- Dataset rows about figures
--
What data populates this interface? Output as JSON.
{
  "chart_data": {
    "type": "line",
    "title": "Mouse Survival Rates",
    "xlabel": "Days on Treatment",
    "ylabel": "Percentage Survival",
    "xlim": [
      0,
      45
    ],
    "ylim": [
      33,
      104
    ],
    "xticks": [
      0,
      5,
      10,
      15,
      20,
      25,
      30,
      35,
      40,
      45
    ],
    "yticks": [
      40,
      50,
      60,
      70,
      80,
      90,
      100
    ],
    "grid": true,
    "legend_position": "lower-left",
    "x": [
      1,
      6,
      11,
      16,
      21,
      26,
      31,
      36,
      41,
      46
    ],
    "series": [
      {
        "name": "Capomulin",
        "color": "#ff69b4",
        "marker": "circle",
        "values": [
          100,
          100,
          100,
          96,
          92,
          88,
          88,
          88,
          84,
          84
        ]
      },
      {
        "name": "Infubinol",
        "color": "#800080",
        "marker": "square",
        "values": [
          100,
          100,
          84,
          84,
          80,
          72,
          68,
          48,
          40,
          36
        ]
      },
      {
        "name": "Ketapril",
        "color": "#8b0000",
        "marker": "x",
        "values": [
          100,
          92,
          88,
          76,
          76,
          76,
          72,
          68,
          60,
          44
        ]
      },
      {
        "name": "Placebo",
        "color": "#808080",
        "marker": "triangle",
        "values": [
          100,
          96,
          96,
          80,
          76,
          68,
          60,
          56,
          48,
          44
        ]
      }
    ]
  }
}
--
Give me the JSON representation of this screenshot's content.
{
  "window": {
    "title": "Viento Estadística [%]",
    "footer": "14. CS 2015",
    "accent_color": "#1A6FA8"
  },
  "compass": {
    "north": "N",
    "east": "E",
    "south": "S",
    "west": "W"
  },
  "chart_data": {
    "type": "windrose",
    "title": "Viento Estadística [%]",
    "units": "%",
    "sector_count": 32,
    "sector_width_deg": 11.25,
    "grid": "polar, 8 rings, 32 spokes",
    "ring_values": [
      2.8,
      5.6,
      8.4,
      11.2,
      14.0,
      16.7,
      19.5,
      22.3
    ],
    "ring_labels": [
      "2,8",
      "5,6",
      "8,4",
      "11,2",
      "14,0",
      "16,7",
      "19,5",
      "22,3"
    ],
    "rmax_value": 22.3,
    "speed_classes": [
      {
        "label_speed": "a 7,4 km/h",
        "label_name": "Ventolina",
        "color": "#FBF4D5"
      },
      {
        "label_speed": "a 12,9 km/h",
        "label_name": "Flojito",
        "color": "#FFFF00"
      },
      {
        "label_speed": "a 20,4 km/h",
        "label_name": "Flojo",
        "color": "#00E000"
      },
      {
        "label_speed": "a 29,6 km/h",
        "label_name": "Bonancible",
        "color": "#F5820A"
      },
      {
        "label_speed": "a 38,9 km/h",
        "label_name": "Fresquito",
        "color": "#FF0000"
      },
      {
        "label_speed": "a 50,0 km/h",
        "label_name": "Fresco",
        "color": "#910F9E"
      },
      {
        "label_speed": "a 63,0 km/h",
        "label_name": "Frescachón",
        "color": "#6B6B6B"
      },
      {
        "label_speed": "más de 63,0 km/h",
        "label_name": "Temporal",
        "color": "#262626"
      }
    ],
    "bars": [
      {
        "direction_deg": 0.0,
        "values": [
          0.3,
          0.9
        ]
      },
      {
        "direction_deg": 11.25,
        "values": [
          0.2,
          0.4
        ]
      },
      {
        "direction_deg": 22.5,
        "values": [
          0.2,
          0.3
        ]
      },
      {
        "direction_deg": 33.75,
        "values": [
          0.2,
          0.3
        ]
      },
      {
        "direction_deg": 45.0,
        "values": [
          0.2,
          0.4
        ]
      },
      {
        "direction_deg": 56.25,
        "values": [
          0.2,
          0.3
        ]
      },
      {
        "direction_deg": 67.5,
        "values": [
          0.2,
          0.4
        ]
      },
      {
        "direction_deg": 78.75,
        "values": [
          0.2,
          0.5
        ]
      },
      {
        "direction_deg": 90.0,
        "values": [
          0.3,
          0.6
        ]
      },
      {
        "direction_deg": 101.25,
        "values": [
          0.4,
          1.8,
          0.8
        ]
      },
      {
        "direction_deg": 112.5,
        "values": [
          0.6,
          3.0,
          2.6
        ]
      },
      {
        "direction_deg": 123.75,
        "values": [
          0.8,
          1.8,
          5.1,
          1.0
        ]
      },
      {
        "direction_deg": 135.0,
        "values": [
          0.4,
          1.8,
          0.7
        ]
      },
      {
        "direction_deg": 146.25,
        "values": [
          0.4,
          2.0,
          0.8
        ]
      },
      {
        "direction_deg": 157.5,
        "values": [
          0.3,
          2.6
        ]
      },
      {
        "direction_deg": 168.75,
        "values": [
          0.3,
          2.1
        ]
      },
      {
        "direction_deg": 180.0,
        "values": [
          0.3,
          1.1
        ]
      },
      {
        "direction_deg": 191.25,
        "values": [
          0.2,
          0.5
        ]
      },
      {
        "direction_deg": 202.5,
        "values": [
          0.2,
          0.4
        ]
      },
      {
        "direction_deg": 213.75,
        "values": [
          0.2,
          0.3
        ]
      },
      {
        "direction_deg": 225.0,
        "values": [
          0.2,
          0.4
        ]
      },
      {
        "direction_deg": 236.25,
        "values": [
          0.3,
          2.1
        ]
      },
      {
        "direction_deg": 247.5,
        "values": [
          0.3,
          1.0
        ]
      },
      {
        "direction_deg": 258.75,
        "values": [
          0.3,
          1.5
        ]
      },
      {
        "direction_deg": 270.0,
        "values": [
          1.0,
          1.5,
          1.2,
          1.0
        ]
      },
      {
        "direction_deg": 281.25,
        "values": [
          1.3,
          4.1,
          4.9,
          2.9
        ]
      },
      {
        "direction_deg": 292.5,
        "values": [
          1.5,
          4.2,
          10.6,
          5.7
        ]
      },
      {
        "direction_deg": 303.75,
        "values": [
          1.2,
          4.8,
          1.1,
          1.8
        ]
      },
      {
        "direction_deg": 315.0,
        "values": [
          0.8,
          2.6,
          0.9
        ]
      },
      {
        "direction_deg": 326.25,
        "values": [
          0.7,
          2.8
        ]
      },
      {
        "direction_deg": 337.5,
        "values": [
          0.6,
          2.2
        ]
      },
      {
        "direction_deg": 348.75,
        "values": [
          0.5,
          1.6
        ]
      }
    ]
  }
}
--
Look through the material above and pick out each line holding the word "JSON".

What data populates this interface? Output as JSON.
Give me the JSON representation of this screenshot's content.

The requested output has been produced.